What is being asked >> Make an exact copy of the entries below.

Dataset records >>
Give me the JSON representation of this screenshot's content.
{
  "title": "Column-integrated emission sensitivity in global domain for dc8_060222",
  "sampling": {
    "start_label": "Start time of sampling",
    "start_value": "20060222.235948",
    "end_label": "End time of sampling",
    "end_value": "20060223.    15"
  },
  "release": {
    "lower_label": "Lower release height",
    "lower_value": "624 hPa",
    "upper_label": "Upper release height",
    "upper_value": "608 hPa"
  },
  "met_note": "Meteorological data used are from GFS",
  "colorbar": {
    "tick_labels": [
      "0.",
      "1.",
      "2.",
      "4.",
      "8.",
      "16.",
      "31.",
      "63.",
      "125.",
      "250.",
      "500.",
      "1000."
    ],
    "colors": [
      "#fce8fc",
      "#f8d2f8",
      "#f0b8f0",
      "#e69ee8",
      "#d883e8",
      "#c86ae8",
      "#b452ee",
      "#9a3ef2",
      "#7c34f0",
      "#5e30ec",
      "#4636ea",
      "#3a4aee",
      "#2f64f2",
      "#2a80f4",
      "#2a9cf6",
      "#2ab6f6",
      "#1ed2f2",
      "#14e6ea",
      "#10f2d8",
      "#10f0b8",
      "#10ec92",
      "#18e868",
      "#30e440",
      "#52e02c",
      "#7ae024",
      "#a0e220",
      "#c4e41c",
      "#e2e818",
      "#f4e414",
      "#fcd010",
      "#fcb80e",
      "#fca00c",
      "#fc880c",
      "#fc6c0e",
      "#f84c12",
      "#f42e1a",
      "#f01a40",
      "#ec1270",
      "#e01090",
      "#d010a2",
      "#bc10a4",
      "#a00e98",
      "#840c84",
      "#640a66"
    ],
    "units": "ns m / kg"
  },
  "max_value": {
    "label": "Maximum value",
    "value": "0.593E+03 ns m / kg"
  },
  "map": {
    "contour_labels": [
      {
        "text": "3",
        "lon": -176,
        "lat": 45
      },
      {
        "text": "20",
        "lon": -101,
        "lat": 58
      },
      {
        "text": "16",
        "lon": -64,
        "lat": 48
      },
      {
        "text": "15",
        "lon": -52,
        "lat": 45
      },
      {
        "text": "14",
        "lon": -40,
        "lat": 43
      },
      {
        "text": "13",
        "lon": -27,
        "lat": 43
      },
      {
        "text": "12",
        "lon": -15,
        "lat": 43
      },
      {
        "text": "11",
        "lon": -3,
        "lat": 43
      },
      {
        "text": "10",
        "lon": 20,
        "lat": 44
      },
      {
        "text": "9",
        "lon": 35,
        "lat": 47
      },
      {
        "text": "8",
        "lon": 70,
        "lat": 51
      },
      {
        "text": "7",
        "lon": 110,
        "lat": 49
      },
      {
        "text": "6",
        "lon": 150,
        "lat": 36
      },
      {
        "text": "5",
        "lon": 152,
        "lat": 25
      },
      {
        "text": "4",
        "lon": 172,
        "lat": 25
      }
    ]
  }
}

The response >>
Give me the JSON representation of this screenshot's content.
{
  "title": "Column-integrated emission sensitivity in global domain for dc8_060222",
  "sampling": {
    "start_label": "Start time of sampling",
    "start_value": "20060222.235948",
    "end_label": "End time of sampling",
    "end_value": "20060223.    15"
  },
  "release": {
    "lower_label": "Lower release height",
    "lower_value": "624 hPa",
    "upper_label": "Upper release height",
    "upper_value": "608 hPa"
  },
  "met_note": "Meteorological data used are from GFS",
  "colorbar": {
    "tick_labels": [
      "0.",
      "1.",
      "2.",
      "4.",
      "8.",
      "16.",
      "31.",
      "63.",
      "125.",
      "250.",
      "500.",
      "1000."
    ],
    "colors": [
      "#fce8fc",
      "#f8d2f8",
      "#f0b8f0",
      "#e69ee8",
      "#d883e8",
      "#c86ae8",
      "#b452ee",
      "#9a3ef2",
      "#7c34f0",
      "#5e30ec",
      "#4636ea",
      "#3a4aee",
      "#2f64f2",
      "#2a80f4",
      "#2a9cf6",
      "#2ab6f6",
      "#1ed2f2",
      "#14e6ea",
      "#10f2d8",
      "#10f0b8",
      "#10ec92",
      "#18e868",
      "#30e440",
      "#52e02c",
      "#7ae024",
      "#a0e220",
      "#c4e41c",
      "#e2e818",
      "#f4e414",
      "#fcd010",
      "#fcb80e",
      "#fca00c",
      "#fc880c",
      "#fc6c0e",
      "#f84c12",
      "#f42e1a",
      "#f01a40",
      "#ec1270",
      "#e01090",
      "#d010a2",
      "#bc10a4",
      "#a00e98",
      "#840c84",
      "#640a66"
    ],
    "units": "ns m / kg"
  },
  "max_value": {
    "label": "Maximum value",
    "value": "0.593E+03 ns m / kg"
  },
  "map": {
    "contour_labels": [
      {
        "text": "3",
        "lon": -176,
        "lat": 45
      },
      {
        "text": "20",
        "lon": -101,
        "lat": 58
      },
      {
        "text": "16",
        "lon": -64,
        "lat": 48
      },
      {
        "text": "15",
        "lon": -52,
        "lat": 45
      },
      {
        "text": "14",
        "lon": -40,
        "lat": 43
      },
      {
        "text": "13",
        "lon": -27,
        "lat": 43
      },
      {
        "text": "12",
        "lon": -15,
        "lat": 43
      },
      {
        "text": "11",
        "lon": -3,
        "lat": 43
      },
      {
        "text": "10",
        "lon": 20,
        "lat": 44
      },
      {
        "text": "9",
        "lon": 35,
        "lat": 47
      },
      {
        "text": "8",
        "lon": 70,
        "lat": 51
      },
      {
        "text": "7",
        "lon": 110,
        "lat": 49
      },
      {
        "text": "6",
        "lon": 150,
        "lat": 36
      },
      {
        "text": "5",
        "lon": 152,
        "lat": 25
      },
      {
        "text": "4",
        "lon": 172,
        "lat": 25
      }
    ]
  }
}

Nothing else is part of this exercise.